Lines of data:
— BEGIN —

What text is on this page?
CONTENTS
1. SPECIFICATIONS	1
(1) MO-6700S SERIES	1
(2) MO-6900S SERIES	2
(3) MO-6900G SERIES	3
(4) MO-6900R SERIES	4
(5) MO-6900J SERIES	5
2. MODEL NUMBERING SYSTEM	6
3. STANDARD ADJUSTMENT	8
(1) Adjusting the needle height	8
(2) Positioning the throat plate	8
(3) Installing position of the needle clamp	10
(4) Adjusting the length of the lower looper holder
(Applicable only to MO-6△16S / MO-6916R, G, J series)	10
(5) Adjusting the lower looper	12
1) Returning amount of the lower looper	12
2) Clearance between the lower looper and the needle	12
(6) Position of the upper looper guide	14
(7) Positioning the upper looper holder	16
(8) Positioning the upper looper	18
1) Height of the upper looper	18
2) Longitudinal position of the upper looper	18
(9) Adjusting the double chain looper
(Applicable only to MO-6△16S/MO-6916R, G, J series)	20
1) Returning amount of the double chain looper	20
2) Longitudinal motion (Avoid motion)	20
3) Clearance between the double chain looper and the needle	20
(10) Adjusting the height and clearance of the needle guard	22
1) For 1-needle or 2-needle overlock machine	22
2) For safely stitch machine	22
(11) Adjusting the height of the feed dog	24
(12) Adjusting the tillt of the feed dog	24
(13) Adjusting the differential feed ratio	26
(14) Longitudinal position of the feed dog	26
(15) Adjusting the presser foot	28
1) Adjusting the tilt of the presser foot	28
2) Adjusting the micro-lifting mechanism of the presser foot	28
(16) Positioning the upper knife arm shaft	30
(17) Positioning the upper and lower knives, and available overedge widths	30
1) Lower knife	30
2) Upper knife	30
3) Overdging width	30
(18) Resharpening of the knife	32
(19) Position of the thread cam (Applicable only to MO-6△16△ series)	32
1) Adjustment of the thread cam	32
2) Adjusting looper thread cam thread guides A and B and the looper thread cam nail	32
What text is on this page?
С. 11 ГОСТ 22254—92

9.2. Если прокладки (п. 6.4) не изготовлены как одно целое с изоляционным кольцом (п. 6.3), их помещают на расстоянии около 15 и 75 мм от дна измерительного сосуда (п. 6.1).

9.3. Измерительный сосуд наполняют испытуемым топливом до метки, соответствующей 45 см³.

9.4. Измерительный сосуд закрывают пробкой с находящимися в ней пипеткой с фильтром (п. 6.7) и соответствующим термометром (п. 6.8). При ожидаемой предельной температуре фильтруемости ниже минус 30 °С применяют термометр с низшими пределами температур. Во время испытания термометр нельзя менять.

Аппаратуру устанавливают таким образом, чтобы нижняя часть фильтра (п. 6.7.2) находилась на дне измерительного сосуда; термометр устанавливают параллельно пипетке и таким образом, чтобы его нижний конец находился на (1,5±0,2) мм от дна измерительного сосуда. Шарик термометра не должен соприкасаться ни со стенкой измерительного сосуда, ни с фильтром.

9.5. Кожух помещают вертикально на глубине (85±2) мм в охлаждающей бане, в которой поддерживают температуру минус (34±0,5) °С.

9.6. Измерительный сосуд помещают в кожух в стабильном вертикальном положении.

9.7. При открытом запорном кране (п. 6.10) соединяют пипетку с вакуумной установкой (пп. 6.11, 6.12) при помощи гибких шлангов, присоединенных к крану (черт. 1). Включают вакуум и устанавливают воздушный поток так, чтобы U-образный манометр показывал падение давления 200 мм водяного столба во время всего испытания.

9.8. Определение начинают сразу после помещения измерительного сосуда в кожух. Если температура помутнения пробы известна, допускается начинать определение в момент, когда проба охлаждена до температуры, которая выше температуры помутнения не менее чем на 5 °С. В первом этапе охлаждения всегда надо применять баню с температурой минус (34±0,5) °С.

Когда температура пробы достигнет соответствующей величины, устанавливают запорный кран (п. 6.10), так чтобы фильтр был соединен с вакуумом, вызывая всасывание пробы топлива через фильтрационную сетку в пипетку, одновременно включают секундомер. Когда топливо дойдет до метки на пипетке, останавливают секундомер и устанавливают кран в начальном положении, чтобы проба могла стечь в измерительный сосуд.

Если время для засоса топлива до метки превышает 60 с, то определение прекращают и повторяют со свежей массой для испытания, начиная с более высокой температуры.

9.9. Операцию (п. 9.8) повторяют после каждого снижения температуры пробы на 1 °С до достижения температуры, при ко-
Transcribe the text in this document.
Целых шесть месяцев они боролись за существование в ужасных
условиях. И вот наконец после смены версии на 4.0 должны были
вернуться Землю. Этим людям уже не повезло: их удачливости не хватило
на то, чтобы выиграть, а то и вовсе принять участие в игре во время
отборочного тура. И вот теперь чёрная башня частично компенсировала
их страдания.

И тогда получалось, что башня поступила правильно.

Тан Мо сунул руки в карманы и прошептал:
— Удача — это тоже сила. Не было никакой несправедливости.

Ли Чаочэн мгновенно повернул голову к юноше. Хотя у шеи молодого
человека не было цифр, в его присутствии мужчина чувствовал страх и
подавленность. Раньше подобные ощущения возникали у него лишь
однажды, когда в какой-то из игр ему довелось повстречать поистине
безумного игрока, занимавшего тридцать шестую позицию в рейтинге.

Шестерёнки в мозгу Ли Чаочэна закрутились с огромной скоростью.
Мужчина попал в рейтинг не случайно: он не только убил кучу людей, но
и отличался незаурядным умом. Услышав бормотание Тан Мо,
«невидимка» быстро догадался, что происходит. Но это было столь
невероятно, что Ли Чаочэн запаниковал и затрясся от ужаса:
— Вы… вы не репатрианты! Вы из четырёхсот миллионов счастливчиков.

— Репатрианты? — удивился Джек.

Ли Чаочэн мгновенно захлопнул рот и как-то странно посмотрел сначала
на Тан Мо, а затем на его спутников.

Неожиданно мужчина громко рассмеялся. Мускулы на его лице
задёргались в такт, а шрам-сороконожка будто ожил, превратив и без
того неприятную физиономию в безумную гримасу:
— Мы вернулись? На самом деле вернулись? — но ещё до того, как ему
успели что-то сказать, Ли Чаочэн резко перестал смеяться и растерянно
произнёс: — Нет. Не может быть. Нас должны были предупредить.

— END —

◆ Problem details ◆
Please set down the whole listing above without altering a single line.

◆ Answer to this exercise ◆
What text is on this page?
CONTENTS
1. SPECIFICATIONS	1
(1) MO-6700S SERIES	1
(2) MO-6900S SERIES	2
(3) MO-6900G SERIES	3
(4) MO-6900R SERIES	4
(5) MO-6900J SERIES	5
2. MODEL NUMBERING SYSTEM	6
3. STANDARD ADJUSTMENT	8
(1) Adjusting the needle height	8
(2) Positioning the throat plate	8
(3) Installing position of the needle clamp	10
(4) Adjusting the length of the lower looper holder
(Applicable only to MO-6△16S / MO-6916R, G, J series)	10
(5) Adjusting the lower looper	12
1) Returning amount of the lower looper	12
2) Clearance between the lower looper and the needle	12
(6) Position of the upper looper guide	14
(7) Positioning the upper looper holder	16
(8) Positioning the upper looper	18
1) Height of the upper looper	18
2) Longitudinal position of the upper looper	18
(9) Adjusting the double chain looper
(Applicable only to MO-6△16S/MO-6916R, G, J series)	20
1) Returning amount of the double chain looper	20
2) Longitudinal motion (Avoid motion)	20
3) Clearance between the double chain looper and the needle	20
(10) Adjusting the height and clearance of the needle guard	22
1) For 1-needle or 2-needle overlock machine	22
2) For safely stitch machine	22
(11) Adjusting the height of the feed dog	24
(12) Adjusting the tillt of the feed dog	24
(13) Adjusting the differential feed ratio	26
(14) Longitudinal position of the feed dog	26
(15) Adjusting the presser foot	28
1) Adjusting the tilt of the presser foot	28
2) Adjusting the micro-lifting mechanism of the presser foot	28
(16) Positioning the upper knife arm shaft	30
(17) Positioning the upper and lower knives, and available overedge widths	30
1) Lower knife	30
2) Upper knife	30
3) Overdging width	30
(18) Resharpening of the knife	32
(19) Position of the thread cam (Applicable only to MO-6△16△ series)	32
1) Adjustment of the thread cam	32
2) Adjusting looper thread cam thread guides A and B and the looper thread cam nail	32
What text is on this page?
С. 11 ГОСТ 22254—92

9.2. Если прокладки (п. 6.4) не изготовлены как одно целое с изоляционным кольцом (п. 6.3), их помещают на расстоянии около 15 и 75 мм от дна измерительного сосуда (п. 6.1).

9.3. Измерительный сосуд наполняют испытуемым топливом до метки, соответствующей 45 см³.

9.4. Измерительный сосуд закрывают пробкой с находящимися в ней пипеткой с фильтром (п. 6.7) и соответствующим термометром (п. 6.8). При ожидаемой предельной температуре фильтруемости ниже минус 30 °С применяют термометр с низшими пределами температур. Во время испытания термометр нельзя менять.

Аппаратуру устанавливают таким образом, чтобы нижняя часть фильтра (п. 6.7.2) находилась на дне измерительного сосуда; термометр устанавливают параллельно пипетке и таким образом, чтобы его нижний конец находился на (1,5±0,2) мм от дна измерительного сосуда. Шарик термометра не должен соприкасаться ни со стенкой измерительного сосуда, ни с фильтром.

9.5. Кожух помещают вертикально на глубине (85±2) мм в охлаждающей бане, в которой поддерживают температуру минус (34±0,5) °С.

9.6. Измерительный сосуд помещают в кожух в стабильном вертикальном положении.

9.7. При открытом запорном кране (п. 6.10) соединяют пипетку с вакуумной установкой (пп. 6.11, 6.12) при помощи гибких шлангов, присоединенных к крану (черт. 1). Включают вакуум и устанавливают воздушный поток так, чтобы U-образный манометр показывал падение давления 200 мм водяного столба во время всего испытания.

9.8. Определение начинают сразу после помещения измерительного сосуда в кожух. Если температура помутнения пробы известна, допускается начинать определение в момент, когда проба охлаждена до температуры, которая выше температуры помутнения не менее чем на 5 °С. В первом этапе охлаждения всегда надо применять баню с температурой минус (34±0,5) °С.

Когда температура пробы достигнет соответствующей величины, устанавливают запорный кран (п. 6.10), так чтобы фильтр был соединен с вакуумом, вызывая всасывание пробы топлива через фильтрационную сетку в пипетку, одновременно включают секундомер. Когда топливо дойдет до метки на пипетке, останавливают секундомер и устанавливают кран в начальном положении, чтобы проба могла стечь в измерительный сосуд.

Если время для засоса топлива до метки превышает 60 с, то определение прекращают и повторяют со свежей массой для испытания, начиная с более высокой температуры.

9.9. Операцию (п. 9.8) повторяют после каждого снижения температуры пробы на 1 °С до достижения температуры, при ко-
Transcribe the text in this document.
Целых шесть месяцев они боролись за существование в ужасных
условиях. И вот наконец после смены версии на 4.0 должны были
вернуться Землю. Этим людям уже не повезло: их удачливости не хватило
на то, чтобы выиграть, а то и вовсе принять участие в игре во время
отборочного тура. И вот теперь чёрная башня частично компенсировала
их страдания.

И тогда получалось, что башня поступила правильно.

Тан Мо сунул руки в карманы и прошептал:
— Удача — это тоже сила. Не было никакой несправедливости.

Ли Чаочэн мгновенно повернул голову к юноше. Хотя у шеи молодого
человека не было цифр, в его присутствии мужчина чувствовал страх и
подавленность. Раньше подобные ощущения возникали у него лишь
однажды, когда в какой-то из игр ему довелось повстречать поистине
безумного игрока, занимавшего тридцать шестую позицию в рейтинге.

Шестерёнки в мозгу Ли Чаочэна закрутились с огромной скоростью.
Мужчина попал в рейтинг не случайно: он не только убил кучу людей, но
и отличался незаурядным умом. Услышав бормотание Тан Мо,
«невидимка» быстро догадался, что происходит. Но это было столь
невероятно, что Ли Чаочэн запаниковал и затрясся от ужаса:
— Вы… вы не репатрианты! Вы из четырёхсот миллионов счастливчиков.

— Репатрианты? — удивился Джек.

Ли Чаочэн мгновенно захлопнул рот и как-то странно посмотрел сначала
на Тан Мо, а затем на его спутников.

Неожиданно мужчина громко рассмеялся. Мускулы на его лице
задёргались в такт, а шрам-сороконожка будто ожил, превратив и без
того неприятную физиономию в безумную гримасу:
— Мы вернулись? На самом деле вернулись? — но ещё до того, как ему
успели что-то сказать, Ли Чаочэн резко перестал смеяться и растерянно
произнёс: — Нет. Не может быть. Нас должны были предупредить.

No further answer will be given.